Print out each entry below exactly, please.

Stored items:
──────────

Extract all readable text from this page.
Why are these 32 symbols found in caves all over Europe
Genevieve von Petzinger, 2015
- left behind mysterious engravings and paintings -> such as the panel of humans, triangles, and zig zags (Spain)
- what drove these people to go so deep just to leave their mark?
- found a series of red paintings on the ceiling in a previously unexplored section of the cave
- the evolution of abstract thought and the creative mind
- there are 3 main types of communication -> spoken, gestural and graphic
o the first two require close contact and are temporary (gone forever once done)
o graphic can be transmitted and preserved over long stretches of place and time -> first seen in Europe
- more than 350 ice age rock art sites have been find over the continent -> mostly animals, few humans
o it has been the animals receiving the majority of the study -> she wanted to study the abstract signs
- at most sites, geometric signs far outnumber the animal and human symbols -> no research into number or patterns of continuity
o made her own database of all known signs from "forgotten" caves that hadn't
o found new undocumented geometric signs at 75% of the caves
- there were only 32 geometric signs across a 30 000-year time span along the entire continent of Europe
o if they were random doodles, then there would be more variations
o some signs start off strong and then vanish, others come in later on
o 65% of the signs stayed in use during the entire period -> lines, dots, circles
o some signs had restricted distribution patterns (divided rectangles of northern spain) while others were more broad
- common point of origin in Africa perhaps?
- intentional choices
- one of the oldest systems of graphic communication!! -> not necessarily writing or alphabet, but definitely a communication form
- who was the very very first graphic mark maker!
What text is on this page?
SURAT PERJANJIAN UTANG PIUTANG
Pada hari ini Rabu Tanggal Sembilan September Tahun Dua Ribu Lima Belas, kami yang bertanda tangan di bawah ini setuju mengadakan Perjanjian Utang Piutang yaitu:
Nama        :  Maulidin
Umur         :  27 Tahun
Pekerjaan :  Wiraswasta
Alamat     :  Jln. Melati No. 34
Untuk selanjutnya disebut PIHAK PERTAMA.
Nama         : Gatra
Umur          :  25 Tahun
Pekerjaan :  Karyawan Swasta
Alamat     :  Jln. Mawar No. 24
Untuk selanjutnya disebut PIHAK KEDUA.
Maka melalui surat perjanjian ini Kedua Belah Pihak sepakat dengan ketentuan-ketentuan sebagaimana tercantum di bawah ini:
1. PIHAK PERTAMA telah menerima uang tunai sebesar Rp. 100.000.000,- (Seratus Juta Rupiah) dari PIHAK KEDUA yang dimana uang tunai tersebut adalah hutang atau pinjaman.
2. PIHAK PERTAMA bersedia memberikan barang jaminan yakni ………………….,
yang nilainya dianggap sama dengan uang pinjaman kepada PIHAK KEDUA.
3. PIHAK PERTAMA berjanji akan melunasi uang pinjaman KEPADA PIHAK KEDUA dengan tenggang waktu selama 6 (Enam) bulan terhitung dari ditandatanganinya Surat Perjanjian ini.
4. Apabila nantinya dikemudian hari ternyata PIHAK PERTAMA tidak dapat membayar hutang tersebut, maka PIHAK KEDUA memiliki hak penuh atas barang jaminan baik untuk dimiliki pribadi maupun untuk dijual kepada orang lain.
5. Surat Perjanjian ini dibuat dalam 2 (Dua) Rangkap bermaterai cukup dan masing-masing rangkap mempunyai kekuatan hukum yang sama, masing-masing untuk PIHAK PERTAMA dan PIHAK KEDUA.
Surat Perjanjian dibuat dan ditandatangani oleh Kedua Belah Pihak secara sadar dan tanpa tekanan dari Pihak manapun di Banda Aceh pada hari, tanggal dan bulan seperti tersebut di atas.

──────────

## Full response
Extract all readable text from this page.
Why are these 32 symbols found in caves all over Europe
Genevieve von Petzinger, 2015
- left behind mysterious engravings and paintings -> such as the panel of humans, triangles, and zig zags (Spain)
- what drove these people to go so deep just to leave their mark?
- found a series of red paintings on the ceiling in a previously unexplored section of the cave
- the evolution of abstract thought and the creative mind
- there are 3 main types of communication -> spoken, gestural and graphic
o the first two require close contact and are temporary (gone forever once done)
o graphic can be transmitted and preserved over long stretches of place and time -> first seen in Europe
- more than 350 ice age rock art sites have been find over the continent -> mostly animals, few humans
o it has been the animals receiving the majority of the study -> she wanted to study the abstract signs
- at most sites, geometric signs far outnumber the animal and human symbols -> no research into number or patterns of continuity
o made her own database of all known signs from "forgotten" caves that hadn't
o found new undocumented geometric signs at 75% of the caves
- there were only 32 geometric signs across a 30 000-year time span along the entire continent of Europe
o if they were random doodles, then there would be more variations
o some signs start off strong and then vanish, others come in later on
o 65% of the signs stayed in use during the entire period -> lines, dots, circles
o some signs had restricted distribution patterns (divided rectangles of northern spain) while others were more broad
- common point of origin in Africa perhaps?
- intentional choices
- one of the oldest systems of graphic communication!! -> not necessarily writing or alphabet, but definitely a communication form
- who was the very very first graphic mark maker!
What text is on this page?
SURAT PERJANJIAN UTANG PIUTANG
Pada hari ini Rabu Tanggal Sembilan September Tahun Dua Ribu Lima Belas, kami yang bertanda tangan di bawah ini setuju mengadakan Perjanjian Utang Piutang yaitu:
Nama        :  Maulidin
Umur         :  27 Tahun
Pekerjaan :  Wiraswasta
Alamat     :  Jln. Melati No. 34
Untuk selanjutnya disebut PIHAK PERTAMA.
Nama         : Gatra
Umur          :  25 Tahun
Pekerjaan :  Karyawan Swasta
Alamat     :  Jln. Mawar No. 24
Untuk selanjutnya disebut PIHAK KEDUA.
Maka melalui surat perjanjian ini Kedua Belah Pihak sepakat dengan ketentuan-ketentuan sebagaimana tercantum di bawah ini:
1. PIHAK PERTAMA telah menerima uang tunai sebesar Rp. 100.000.000,- (Seratus Juta Rupiah) dari PIHAK KEDUA yang dimana uang tunai tersebut adalah hutang atau pinjaman.
2. PIHAK PERTAMA bersedia memberikan barang jaminan yakni ………………….,
yang nilainya dianggap sama dengan uang pinjaman kepada PIHAK KEDUA.
3. PIHAK PERTAMA berjanji akan melunasi uang pinjaman KEPADA PIHAK KEDUA dengan tenggang waktu selama 6 (Enam) bulan terhitung dari ditandatanganinya Surat Perjanjian ini.
4. Apabila nantinya dikemudian hari ternyata PIHAK PERTAMA tidak dapat membayar hutang tersebut, maka PIHAK KEDUA memiliki hak penuh atas barang jaminan baik untuk dimiliki pribadi maupun untuk dijual kepada orang lain.
5. Surat Perjanjian ini dibuat dalam 2 (Dua) Rangkap bermaterai cukup dan masing-masing rangkap mempunyai kekuatan hukum yang sama, masing-masing untuk PIHAK PERTAMA dan PIHAK KEDUA.
Surat Perjanjian dibuat dan ditandatangani oleh Kedua Belah Pihak secara sadar dan tanpa tekanan dari Pihak manapun di Banda Aceh pada hari, tanggal dan bulan seperti tersebut di atas.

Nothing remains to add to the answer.